Short task: Pick out the lines below with "yellowtail" and list them.

Records from a collection:
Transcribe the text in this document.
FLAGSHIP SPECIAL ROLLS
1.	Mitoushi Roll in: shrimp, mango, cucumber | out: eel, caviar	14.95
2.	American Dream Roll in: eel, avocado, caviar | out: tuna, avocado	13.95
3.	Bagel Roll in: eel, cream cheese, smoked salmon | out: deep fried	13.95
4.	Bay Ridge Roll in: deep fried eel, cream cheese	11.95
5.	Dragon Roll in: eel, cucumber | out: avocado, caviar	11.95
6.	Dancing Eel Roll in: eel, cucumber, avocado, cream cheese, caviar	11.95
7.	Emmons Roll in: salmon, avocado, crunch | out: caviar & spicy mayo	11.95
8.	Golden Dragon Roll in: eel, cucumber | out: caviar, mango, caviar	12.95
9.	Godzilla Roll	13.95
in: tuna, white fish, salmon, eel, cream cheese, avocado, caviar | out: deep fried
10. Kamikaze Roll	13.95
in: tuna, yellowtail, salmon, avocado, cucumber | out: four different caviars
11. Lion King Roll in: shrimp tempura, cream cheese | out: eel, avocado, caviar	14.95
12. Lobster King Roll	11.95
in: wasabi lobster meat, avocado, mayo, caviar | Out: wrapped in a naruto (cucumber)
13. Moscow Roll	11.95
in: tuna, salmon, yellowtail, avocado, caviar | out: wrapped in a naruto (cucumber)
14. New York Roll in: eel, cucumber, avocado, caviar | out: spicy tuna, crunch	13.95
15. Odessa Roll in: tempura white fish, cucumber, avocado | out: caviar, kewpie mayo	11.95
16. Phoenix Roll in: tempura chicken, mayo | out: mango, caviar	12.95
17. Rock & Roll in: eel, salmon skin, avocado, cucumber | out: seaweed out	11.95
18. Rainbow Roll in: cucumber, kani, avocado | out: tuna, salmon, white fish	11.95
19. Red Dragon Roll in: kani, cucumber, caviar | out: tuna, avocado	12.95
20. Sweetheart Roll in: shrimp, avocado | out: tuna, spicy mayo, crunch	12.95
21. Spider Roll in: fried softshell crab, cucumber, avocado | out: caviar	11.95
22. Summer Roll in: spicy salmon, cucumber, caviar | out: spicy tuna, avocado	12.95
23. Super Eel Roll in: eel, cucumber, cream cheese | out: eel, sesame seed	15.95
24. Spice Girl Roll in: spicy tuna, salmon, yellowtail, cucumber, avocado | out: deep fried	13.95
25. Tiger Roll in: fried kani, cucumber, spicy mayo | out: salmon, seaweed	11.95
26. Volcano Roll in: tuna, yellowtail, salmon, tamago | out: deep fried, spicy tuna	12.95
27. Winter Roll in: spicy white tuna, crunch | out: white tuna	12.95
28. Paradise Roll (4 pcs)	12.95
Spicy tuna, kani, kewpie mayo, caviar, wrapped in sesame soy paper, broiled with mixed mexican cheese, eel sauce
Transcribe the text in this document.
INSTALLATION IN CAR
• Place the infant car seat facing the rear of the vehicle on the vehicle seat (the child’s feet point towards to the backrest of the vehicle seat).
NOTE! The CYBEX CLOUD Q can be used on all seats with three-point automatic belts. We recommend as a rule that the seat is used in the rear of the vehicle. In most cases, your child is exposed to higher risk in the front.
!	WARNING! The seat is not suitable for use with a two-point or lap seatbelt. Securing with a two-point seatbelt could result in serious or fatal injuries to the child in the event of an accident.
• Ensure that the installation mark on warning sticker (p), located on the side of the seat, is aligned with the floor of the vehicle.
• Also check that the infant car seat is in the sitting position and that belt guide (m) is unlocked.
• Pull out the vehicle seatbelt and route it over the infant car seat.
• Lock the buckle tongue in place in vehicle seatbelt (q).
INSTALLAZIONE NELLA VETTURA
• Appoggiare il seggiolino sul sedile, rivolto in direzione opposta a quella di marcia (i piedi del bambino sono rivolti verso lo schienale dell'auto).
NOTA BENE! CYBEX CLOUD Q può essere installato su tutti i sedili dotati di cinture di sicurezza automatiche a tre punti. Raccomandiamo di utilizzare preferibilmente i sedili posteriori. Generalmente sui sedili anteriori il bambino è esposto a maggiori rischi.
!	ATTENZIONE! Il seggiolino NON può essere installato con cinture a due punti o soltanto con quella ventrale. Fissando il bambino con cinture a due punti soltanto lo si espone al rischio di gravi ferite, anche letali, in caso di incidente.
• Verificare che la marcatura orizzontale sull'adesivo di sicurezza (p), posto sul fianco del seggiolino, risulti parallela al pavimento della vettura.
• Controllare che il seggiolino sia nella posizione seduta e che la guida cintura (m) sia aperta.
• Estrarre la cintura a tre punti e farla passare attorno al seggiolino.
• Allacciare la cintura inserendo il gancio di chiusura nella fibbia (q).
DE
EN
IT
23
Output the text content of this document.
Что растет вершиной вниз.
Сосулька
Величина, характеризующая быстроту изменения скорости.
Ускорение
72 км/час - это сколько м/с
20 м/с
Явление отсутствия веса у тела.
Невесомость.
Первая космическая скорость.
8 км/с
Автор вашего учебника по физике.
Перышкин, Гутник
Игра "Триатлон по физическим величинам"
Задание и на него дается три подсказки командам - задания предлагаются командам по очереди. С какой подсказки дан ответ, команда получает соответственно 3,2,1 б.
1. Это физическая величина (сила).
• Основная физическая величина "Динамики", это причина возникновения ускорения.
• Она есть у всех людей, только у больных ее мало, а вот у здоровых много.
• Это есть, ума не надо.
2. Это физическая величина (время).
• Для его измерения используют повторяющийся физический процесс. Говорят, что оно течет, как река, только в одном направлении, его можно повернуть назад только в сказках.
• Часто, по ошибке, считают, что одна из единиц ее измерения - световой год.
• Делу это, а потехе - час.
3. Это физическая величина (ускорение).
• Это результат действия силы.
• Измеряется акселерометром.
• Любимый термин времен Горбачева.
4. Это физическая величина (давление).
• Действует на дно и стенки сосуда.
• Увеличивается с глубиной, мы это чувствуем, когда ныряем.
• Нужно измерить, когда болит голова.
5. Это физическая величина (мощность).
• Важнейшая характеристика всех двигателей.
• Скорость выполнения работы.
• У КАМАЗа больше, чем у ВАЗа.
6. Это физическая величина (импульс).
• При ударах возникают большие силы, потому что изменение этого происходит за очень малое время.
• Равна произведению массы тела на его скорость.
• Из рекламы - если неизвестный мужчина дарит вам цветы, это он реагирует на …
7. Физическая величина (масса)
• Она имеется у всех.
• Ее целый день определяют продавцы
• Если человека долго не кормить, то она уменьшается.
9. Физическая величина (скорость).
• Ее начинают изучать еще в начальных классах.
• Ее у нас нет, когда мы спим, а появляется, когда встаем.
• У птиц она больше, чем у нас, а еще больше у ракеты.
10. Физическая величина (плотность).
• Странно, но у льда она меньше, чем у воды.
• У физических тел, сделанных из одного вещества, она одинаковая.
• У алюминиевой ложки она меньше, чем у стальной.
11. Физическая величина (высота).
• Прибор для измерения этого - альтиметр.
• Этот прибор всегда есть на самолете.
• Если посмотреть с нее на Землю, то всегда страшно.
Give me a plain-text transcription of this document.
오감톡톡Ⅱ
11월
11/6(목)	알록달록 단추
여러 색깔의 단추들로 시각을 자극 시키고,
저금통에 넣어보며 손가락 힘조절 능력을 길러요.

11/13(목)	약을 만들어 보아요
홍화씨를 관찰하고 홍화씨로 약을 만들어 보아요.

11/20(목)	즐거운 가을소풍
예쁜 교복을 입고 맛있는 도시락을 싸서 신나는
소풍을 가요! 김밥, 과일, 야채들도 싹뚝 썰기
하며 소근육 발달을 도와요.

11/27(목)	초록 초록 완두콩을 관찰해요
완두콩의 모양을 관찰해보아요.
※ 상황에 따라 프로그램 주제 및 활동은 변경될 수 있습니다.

Exercise response:
in: tuna, yellowtail, salmon, avocado, cucumber | out: four different caviars
in: tuna, salmon, yellowtail, avocado, caviar | out: wrapped in a naruto (cucumber)
24. Spice Girl Roll in: spicy tuna, salmon, yellowtail, cucumber, avocado | out: deep fried	13.95
26. Volcano Roll in: tuna, yellowtail, salmon, tamago | out: deep fried, spicy tuna	12.95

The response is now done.